# TASK STATEMENT
Scan the records for the word "code". Copy each line that includes it.

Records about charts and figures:
-- Begin --

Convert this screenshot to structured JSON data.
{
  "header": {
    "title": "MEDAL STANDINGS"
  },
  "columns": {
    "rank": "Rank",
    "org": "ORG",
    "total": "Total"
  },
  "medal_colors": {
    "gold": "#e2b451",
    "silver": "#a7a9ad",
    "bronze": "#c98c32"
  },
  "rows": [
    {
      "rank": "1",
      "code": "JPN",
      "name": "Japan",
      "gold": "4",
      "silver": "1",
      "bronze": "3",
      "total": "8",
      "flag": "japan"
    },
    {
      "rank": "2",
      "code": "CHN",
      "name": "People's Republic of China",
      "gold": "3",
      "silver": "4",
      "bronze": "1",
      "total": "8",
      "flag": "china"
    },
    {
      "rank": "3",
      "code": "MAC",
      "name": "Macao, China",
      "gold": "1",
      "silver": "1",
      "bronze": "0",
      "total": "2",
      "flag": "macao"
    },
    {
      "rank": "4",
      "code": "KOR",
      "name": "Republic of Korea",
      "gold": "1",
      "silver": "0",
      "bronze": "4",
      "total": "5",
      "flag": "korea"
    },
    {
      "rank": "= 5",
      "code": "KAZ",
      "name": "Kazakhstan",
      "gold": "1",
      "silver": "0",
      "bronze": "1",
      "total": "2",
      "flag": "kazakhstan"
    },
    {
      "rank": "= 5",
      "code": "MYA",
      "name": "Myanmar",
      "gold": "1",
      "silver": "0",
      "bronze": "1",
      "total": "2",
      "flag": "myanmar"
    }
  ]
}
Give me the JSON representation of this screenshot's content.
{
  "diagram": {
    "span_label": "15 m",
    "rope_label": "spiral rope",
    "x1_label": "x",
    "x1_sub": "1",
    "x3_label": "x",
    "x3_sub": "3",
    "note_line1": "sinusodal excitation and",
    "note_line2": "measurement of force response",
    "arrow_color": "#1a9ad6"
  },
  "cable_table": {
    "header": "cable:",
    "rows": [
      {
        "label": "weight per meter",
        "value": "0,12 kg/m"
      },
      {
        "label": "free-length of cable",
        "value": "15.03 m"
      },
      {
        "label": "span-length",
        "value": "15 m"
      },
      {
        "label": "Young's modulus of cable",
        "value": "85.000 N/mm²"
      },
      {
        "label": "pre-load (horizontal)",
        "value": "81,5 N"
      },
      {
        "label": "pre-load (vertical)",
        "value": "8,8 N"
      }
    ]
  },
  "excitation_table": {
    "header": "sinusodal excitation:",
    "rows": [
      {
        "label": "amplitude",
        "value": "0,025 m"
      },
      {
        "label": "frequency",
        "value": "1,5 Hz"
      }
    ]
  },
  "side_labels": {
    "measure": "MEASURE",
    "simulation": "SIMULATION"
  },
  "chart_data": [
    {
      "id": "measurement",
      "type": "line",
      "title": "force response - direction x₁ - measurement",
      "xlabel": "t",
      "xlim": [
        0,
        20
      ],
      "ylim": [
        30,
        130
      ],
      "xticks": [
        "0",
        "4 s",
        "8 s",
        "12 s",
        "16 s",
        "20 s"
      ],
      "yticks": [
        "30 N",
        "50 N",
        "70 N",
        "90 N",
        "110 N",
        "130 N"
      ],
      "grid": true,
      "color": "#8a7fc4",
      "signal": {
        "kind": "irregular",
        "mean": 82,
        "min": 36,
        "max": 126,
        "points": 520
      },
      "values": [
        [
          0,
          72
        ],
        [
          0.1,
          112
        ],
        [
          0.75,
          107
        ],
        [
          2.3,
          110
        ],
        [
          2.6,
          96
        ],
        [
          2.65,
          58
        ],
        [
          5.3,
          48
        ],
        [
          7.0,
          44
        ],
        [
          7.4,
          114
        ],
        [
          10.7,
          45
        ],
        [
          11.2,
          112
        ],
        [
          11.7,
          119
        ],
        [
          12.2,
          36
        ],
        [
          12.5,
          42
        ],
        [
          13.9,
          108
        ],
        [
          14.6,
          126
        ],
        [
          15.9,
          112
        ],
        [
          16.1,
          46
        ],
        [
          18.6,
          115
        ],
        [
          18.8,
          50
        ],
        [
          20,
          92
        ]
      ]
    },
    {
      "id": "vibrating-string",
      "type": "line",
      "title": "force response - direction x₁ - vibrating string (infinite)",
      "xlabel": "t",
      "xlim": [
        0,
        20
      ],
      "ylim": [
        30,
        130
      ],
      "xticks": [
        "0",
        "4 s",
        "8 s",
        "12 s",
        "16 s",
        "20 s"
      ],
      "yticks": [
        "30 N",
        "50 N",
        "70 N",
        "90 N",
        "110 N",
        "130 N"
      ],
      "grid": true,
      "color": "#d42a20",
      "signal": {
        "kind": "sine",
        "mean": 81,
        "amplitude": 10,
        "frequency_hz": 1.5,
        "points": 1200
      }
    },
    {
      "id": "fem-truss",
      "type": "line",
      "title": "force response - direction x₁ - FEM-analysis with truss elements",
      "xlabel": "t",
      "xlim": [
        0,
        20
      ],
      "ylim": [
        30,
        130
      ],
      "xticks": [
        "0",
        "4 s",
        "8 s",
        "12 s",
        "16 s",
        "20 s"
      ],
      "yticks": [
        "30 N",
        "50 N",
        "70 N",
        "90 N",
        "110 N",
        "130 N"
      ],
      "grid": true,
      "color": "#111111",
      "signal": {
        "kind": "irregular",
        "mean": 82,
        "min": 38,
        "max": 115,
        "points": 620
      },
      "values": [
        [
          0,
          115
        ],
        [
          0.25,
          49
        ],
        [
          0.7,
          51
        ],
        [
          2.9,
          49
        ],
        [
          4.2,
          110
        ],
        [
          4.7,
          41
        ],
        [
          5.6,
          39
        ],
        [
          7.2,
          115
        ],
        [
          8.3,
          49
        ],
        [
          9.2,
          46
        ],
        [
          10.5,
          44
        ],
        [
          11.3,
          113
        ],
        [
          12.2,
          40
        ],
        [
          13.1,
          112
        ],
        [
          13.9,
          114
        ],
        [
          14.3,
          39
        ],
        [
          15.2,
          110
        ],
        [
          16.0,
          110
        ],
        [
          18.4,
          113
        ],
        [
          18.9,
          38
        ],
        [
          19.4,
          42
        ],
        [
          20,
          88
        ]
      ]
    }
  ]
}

-- End --

# FINAL ANSWER
      "code": "JPN",
      "code": "CHN",
      "code": "MAC",
      "code": "KOR",
      "code": "KAZ",
      "code": "MYA",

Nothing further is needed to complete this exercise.